◆ **WHAT YOU SHOULD DO**
Pull out every line below that holds the word "können".

◆ **STORED DATA**
- - -

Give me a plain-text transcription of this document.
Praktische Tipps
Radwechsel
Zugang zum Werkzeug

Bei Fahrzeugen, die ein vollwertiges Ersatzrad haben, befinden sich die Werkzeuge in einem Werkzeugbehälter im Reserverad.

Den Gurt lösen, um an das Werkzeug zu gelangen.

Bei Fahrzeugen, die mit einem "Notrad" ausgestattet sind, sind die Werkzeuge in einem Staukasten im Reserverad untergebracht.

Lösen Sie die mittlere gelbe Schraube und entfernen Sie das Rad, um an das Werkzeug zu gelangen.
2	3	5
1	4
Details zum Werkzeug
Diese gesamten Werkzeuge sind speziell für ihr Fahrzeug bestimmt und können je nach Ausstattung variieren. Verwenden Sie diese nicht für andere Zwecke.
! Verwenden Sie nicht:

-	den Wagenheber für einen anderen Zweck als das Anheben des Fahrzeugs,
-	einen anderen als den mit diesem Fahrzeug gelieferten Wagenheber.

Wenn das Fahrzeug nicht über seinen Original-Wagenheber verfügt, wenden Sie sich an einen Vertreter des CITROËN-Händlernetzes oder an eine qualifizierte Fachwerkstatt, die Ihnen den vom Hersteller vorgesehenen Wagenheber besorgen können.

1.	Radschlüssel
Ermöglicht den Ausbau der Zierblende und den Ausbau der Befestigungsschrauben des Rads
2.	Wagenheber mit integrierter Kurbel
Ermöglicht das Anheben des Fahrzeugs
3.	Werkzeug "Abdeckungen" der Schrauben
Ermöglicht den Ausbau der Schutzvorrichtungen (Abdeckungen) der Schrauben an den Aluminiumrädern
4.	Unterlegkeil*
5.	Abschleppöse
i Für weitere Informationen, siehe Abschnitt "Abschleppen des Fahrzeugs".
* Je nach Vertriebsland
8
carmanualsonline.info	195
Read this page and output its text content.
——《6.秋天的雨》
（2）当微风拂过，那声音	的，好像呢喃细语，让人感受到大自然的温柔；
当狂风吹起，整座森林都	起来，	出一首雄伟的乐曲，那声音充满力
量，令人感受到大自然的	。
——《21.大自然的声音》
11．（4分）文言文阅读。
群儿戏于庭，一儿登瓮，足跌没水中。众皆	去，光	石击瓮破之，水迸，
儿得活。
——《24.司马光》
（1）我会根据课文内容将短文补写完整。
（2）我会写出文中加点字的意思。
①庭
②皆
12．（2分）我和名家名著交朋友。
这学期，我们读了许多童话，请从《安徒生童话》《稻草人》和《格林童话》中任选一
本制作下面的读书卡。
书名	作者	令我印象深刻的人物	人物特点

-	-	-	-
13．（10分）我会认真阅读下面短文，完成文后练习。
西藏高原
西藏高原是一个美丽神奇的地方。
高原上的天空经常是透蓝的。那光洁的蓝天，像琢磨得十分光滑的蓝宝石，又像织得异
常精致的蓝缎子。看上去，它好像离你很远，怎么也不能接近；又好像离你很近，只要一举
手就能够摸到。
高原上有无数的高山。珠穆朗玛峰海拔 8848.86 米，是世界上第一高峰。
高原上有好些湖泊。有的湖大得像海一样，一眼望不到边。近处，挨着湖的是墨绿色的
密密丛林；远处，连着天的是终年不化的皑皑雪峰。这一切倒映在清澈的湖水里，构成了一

- - -

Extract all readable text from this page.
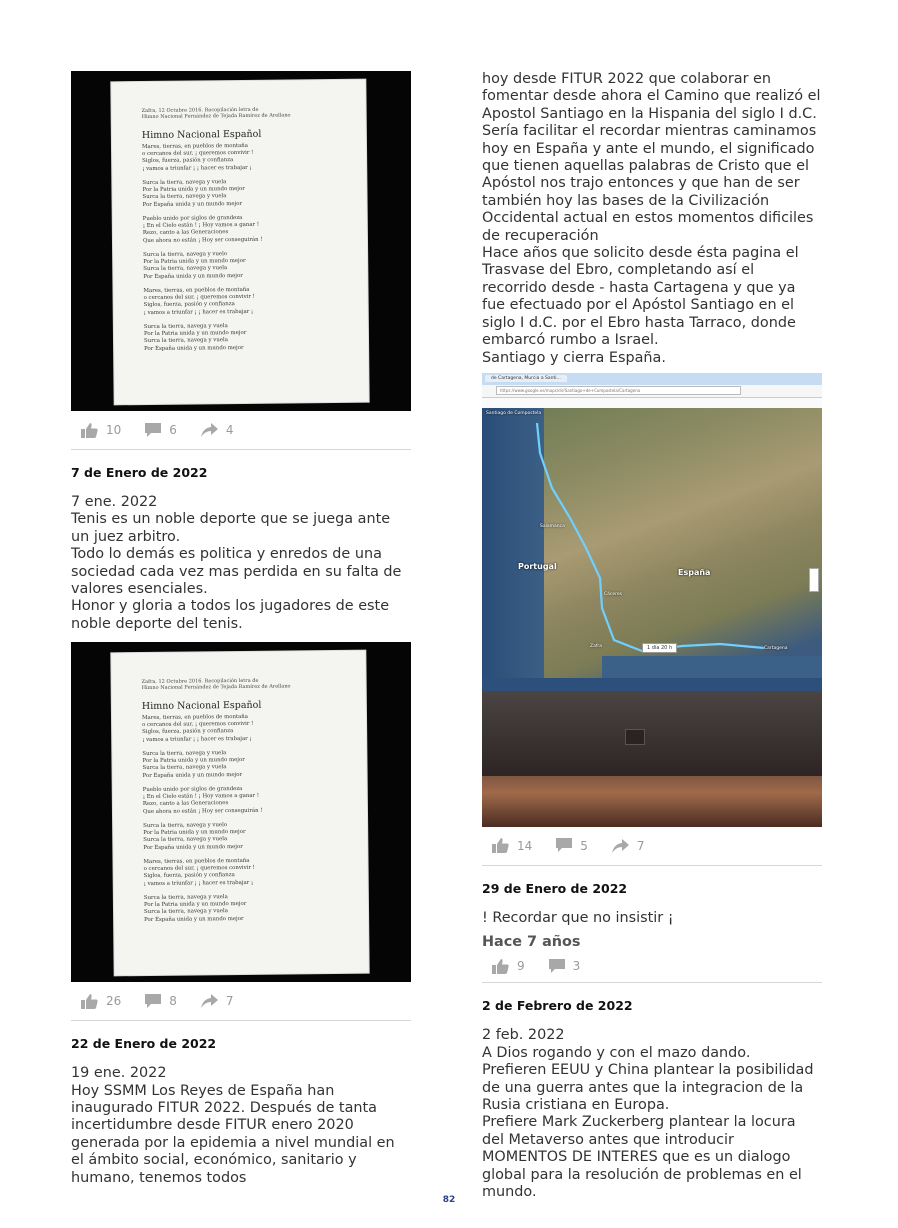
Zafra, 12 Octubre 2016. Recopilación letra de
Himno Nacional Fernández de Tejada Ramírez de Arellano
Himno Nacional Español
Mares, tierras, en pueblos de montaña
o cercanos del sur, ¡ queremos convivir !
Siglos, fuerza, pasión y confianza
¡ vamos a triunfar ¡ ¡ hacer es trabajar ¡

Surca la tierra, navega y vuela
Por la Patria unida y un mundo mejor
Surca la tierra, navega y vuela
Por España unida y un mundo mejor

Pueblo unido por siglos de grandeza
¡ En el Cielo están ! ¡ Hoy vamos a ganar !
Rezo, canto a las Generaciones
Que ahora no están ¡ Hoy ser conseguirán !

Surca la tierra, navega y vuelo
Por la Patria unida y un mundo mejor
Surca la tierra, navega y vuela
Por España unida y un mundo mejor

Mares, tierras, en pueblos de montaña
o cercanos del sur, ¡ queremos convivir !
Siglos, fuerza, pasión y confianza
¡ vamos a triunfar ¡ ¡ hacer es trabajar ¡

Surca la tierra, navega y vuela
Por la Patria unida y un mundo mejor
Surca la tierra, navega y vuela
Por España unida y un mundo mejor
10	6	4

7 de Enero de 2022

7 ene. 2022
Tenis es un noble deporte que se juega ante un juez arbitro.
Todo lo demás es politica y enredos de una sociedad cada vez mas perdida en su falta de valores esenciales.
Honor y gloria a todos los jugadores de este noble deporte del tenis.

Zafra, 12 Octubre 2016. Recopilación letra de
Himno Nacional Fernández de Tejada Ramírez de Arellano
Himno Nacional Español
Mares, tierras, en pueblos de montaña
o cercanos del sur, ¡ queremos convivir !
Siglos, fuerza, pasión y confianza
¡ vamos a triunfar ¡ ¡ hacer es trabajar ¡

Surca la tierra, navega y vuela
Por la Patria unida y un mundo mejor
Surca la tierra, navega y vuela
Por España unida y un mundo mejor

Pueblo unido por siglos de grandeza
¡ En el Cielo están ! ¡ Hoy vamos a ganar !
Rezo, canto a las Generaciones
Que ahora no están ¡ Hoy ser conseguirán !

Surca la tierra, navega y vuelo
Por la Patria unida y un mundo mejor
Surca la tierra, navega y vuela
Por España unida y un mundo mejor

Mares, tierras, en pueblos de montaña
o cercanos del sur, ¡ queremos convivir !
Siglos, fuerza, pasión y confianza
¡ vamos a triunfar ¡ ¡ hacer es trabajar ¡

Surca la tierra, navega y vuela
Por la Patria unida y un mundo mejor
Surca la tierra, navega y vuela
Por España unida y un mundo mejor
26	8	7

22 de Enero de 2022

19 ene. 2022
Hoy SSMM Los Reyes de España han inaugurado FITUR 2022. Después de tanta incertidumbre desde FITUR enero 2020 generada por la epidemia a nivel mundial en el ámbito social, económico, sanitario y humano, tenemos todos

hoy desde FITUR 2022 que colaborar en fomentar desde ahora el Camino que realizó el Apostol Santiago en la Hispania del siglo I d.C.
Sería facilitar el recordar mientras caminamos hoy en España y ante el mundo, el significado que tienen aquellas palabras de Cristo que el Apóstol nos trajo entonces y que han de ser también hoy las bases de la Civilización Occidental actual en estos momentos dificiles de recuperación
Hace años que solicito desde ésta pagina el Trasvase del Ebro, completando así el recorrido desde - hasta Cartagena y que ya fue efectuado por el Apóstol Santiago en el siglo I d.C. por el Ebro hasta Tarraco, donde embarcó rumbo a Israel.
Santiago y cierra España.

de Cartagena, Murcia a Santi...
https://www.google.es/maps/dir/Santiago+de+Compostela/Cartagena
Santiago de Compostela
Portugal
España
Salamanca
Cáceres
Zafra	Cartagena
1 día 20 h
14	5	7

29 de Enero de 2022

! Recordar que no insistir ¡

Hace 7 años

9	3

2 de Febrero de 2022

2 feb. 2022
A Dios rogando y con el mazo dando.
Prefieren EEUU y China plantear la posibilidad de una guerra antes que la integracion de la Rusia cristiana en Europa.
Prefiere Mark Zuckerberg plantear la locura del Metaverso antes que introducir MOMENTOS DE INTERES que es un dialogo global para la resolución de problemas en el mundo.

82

- - -

◆ **RESPONSE TO THE EXERCISE**
Diese gesamten Werkzeuge sind speziell für ihr Fahrzeug bestimmt und können je nach Ausstattung variieren. Verwenden Sie diese nicht für andere Zwecke.
Wenn das Fahrzeug nicht über seinen Original-Wagenheber verfügt, wenden Sie sich an einen Vertreter des CITROËN-Händlernetzes oder an eine qualifizierte Fachwerkstatt, die Ihnen den vom Hersteller vorgesehenen Wagenheber besorgen können.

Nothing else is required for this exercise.